* WRITTEN REQUEST
Which lines in the material below contain the word "TAHTASI"? Copy each of them.

──────────────────────────────

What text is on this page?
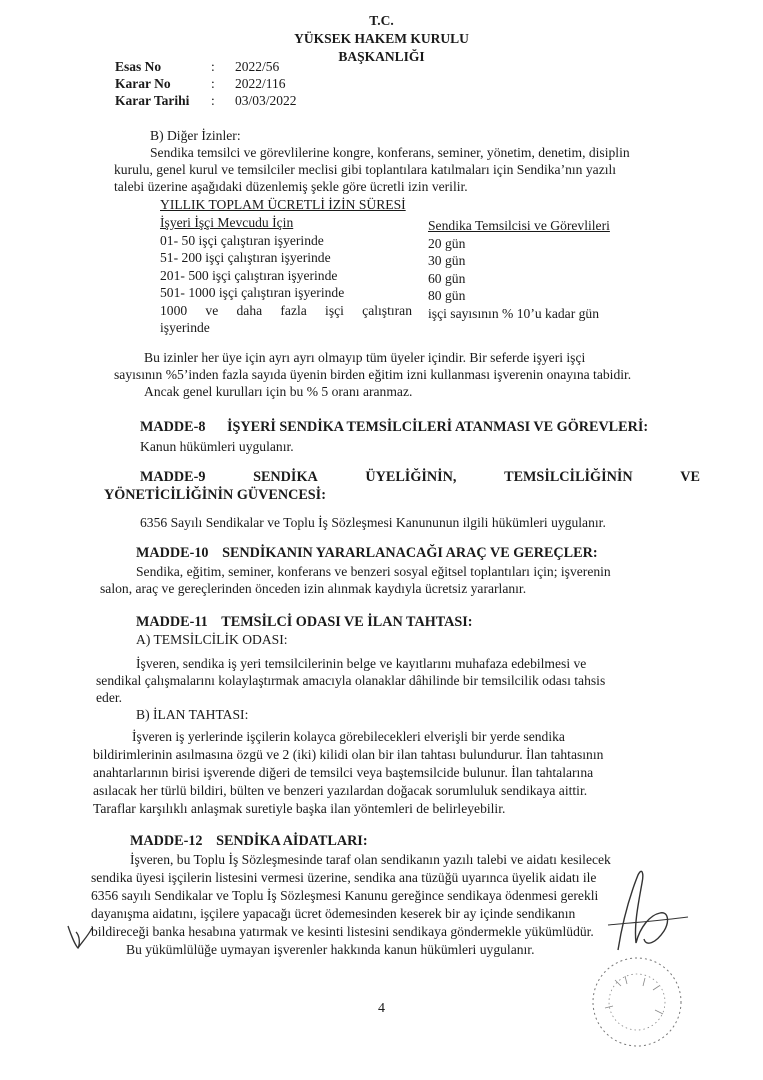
T.C.
YÜKSEK HAKEM KURULU
BAŞKANLIĞI
Esas No	:	2022/56
Karar No	:	2022/116
Karar Tarihi	:	03/03/2022
B) Diğer İzinler:
Sendika temsilci ve görevlilerine kongre, konferans, seminer, yönetim, denetim, disiplin
kurulu, genel kurul ve temsilciler meclisi gibi toplantılara katılmaları için Sendika’nın yazılı
talebi üzerine aşağıdaki düzenlemiş şekle göre ücretli izin verilir.
YILLIK TOPLAM ÜCRETLİ İZİN SÜRESİ
İşyeri İşçi Mevcudu İçin	Sendika Temsilcisi ve Görevlileri
01- 50 işçi çalıştıran işyerinde	20 gün
51- 200 işçi çalıştıran işyerinde	30 gün
201- 500 işçi çalıştıran işyerinde	60 gün
501- 1000 işçi çalıştıran işyerinde	80 gün
1000 ve daha fazla işçi çalıştıran
işyerinde
işçi sayısının % 10’u kadar gün
Bu izinler her üye için ayrı ayrı olmayıp tüm üyeler içindir. Bir seferde işyeri işçi
sayısının %5’inden fazla sayıda üyenin birden eğitim izni kullanması işverenin onayına tabidir.
Ancak genel kurulları için bu % 5 oranı aranmaz.
MADDE-8 İŞYERİ SENDİKA TEMSİLCİLERİ ATANMASI VE GÖREVLERİ:
Kanun hükümleri uygulanır.
MADDE-9	SENDİKA	ÜYELİĞİNİN,	TEMSİLCİLİĞİNİN	VE
YÖNETİCİLİĞİNİN GÜVENCESİ:
6356 Sayılı Sendikalar ve Toplu İş Sözleşmesi Kanununun ilgili hükümleri uygulanır.
MADDE-10 SENDİKANIN YARARLANACAĞI ARAÇ VE GEREÇLER:
Sendika, eğitim, seminer, konferans ve benzeri sosyal eğitsel toplantıları için; işverenin
salon, araç ve gereçlerinden önceden izin alınmak kaydıyla ücretsiz yararlanır.
MADDE-11 TEMSİLCİ ODASI VE İLAN TAHTASI:
A) TEMSİLCİLİK ODASI:
İşveren, sendika iş yeri temsilcilerinin belge ve kayıtlarını muhafaza edebilmesi ve
sendikal çalışmalarını kolaylaştırmak amacıyla olanaklar dâhilinde bir temsilcilik odası tahsis
eder.
B) İLAN TAHTASI:
İşveren iş yerlerinde işçilerin kolayca görebilecekleri elverişli bir yerde sendika
bildirimlerinin asılmasına özgü ve 2 (iki) kilidi olan bir ilan tahtası bulundurur. İlan tahtasının
anahtarlarının birisi işverende diğeri de temsilci veya baştemsilcide bulunur. İlan tahtalarına
asılacak her türlü bildiri, bülten ve benzeri yazılardan doğacak sorumluluk sendikaya aittir.
Taraflar karşılıklı anlaşmak suretiyle başka ilan yöntemleri de belirleyebilir.
MADDE-12 SENDİKA AİDATLARI:
İşveren, bu Toplu İş Sözleşmesinde taraf olan sendikanın yazılı talebi ve aidatı kesilecek
sendika üyesi işçilerin listesini vermesi üzerine, sendika ana tüzüğü uyarınca üyelik aidatı ile
6356 sayılı Sendikalar ve Toplu İş Sözleşmesi Kanunu gereğince sendikaya ödenmesi gerekli
dayanışma aidatını, işçilere yapacağı ücret ödemesinden keserek bir ay içinde sendikanın
bildireceği banka hesabına yatırmak ve kesinti listesini sendikaya göndermekle yükümlüdür.
Bu yükümlülüğe uymayan işverenler hakkında kanun hükümleri uygulanır.
4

──────────────────────────────

* ANSWER TO THE EXERCISE
MADDE-11 TEMSİLCİ ODASI VE İLAN TAHTASI:
B) İLAN TAHTASI:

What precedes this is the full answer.